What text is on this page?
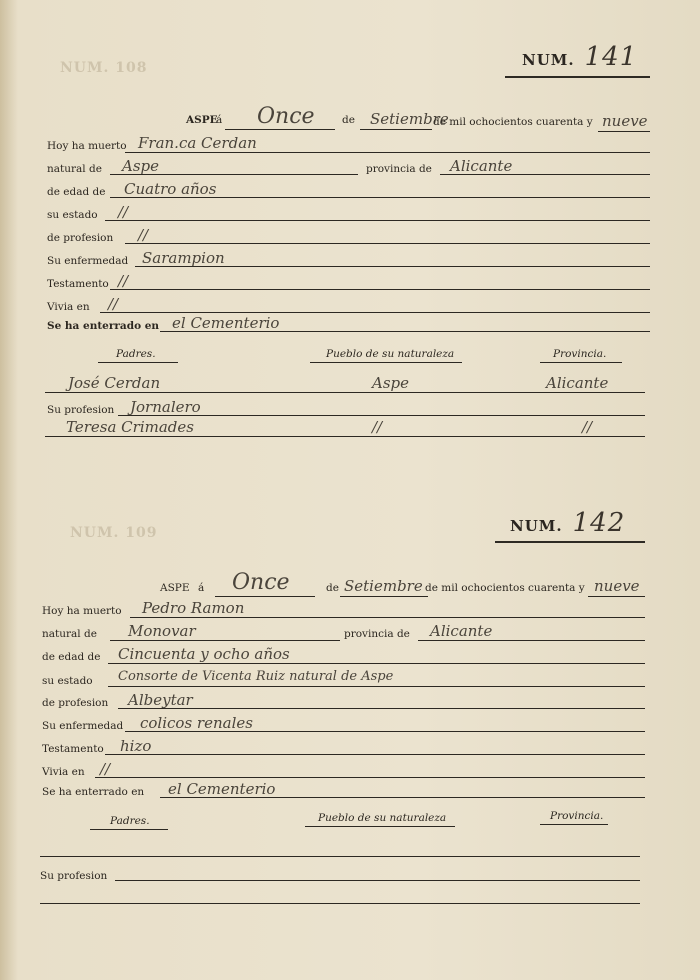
NUM. 108
NUM. 109
NUM. 141
ASPE
á Once	de Setiembre
de mil ochocientos cuarenta y nueve
Hoy ha muerto Fran.ca Cerdan
natural de Aspe	provincia de Alicante
de edad de Cuatro años
su estado //
de profesion //
Su enfermedad Sarampion
Testamento //
Vivia en //
Se ha enterrado en el Cementerio
Padres.	Pueblo de su naturaleza	Provincia.
José Cerdan	Aspe	Alicante
Su profesion Jornalero
Teresa Crimades	//	//
NUM. 142
ASPE á Once	de Setiembre de mil ochocientos cuarenta y nueve
Hoy ha muerto Pedro Ramon
natural de Monovar	provincia de Alicante
de edad de Cincuenta y ocho años
su estado Consorte de Vicenta Ruiz natural de Aspe
de profesion Albeytar
Su enfermedad colicos renales
Testamento hizo
Vivia en //
Se ha enterrado en el Cementerio
Padres.	Pueblo de su naturaleza	Provincia.
Su profesion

WHAT YOU NEED TO DO: The entries above are to be returned exactly, without their pictures.

SOLUTION TO THIS TASK:
What text is on this page?
NUM. 108
NUM. 109
NUM. 141
ASPE
á Once	de Setiembre
de mil ochocientos cuarenta y nueve
Hoy ha muerto Fran.ca Cerdan
natural de Aspe	provincia de Alicante
de edad de Cuatro años
su estado //
de profesion //
Su enfermedad Sarampion
Testamento //
Vivia en //
Se ha enterrado en el Cementerio
Padres.	Pueblo de su naturaleza	Provincia.
José Cerdan	Aspe	Alicante
Su profesion Jornalero
Teresa Crimades	//	//
NUM. 142
ASPE á Once	de Setiembre de mil ochocientos cuarenta y nueve
Hoy ha muerto Pedro Ramon
natural de Monovar	provincia de Alicante
de edad de Cincuenta y ocho años
su estado Consorte de Vicenta Ruiz natural de Aspe
de profesion Albeytar
Su enfermedad colicos renales
Testamento hizo
Vivia en //
Se ha enterrado en el Cementerio
Padres.	Pueblo de su naturaleza	Provincia.
Su profesion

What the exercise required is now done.